To do >>
Repeat each line of the material below exactly as it appears, minus any pictures.

Dataset entries >>
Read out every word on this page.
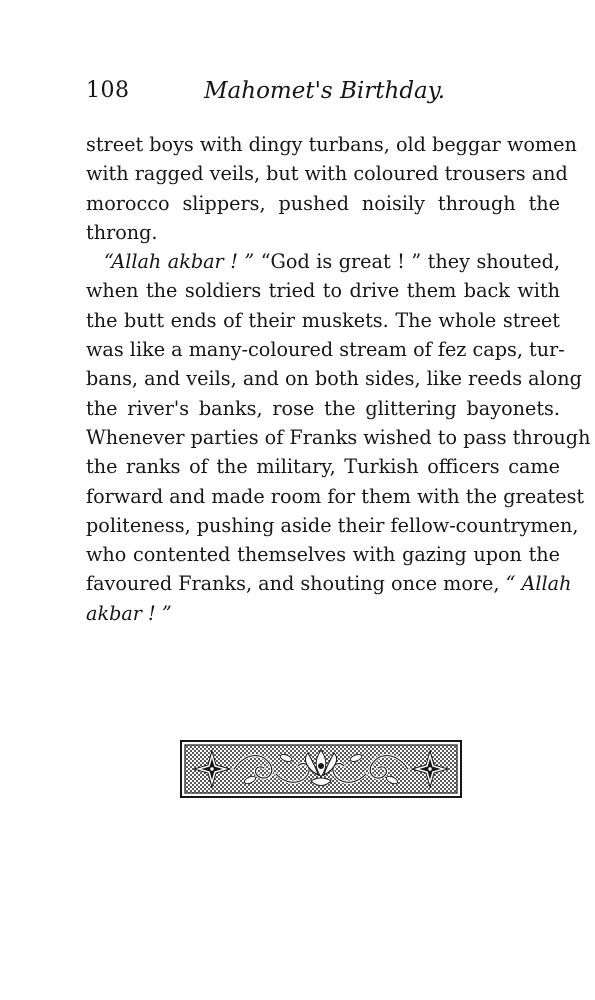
108	Mahomet's Birthday.
street boys with dingy turbans, old beggar women
with ragged veils, but with coloured trousers and
morocco slippers, pushed noisily through the
throng.
“Allah akbar ! ” “God is great ! ” they shouted,
when the soldiers tried to drive them back with
the butt ends of their muskets. The whole street
was like a many-coloured stream of fez caps, tur-
bans, and veils, and on both sides, like reeds along
the river's banks, rose the glittering bayonets.
Whenever parties of Franks wished to pass through
the ranks of the military, Turkish officers came
forward and made room for them with the greatest
politeness, pushing aside their fellow-countrymen,
who contented themselves with gazing upon the
favoured Franks, and shouting once more, “ Allah
akbar ! ”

Result >>
Read out every word on this page.
108	Mahomet's Birthday.
street boys with dingy turbans, old beggar women
with ragged veils, but with coloured trousers and
morocco slippers, pushed noisily through the
throng.
“Allah akbar ! ” “God is great ! ” they shouted,
when the soldiers tried to drive them back with
the butt ends of their muskets. The whole street
was like a many-coloured stream of fez caps, tur-
bans, and veils, and on both sides, like reeds along
the river's banks, rose the glittering bayonets.
Whenever parties of Franks wished to pass through
the ranks of the military, Turkish officers came
forward and made room for them with the greatest
politeness, pushing aside their fellow-countrymen,
who contented themselves with gazing upon the
favoured Franks, and shouting once more, “ Allah
akbar ! ”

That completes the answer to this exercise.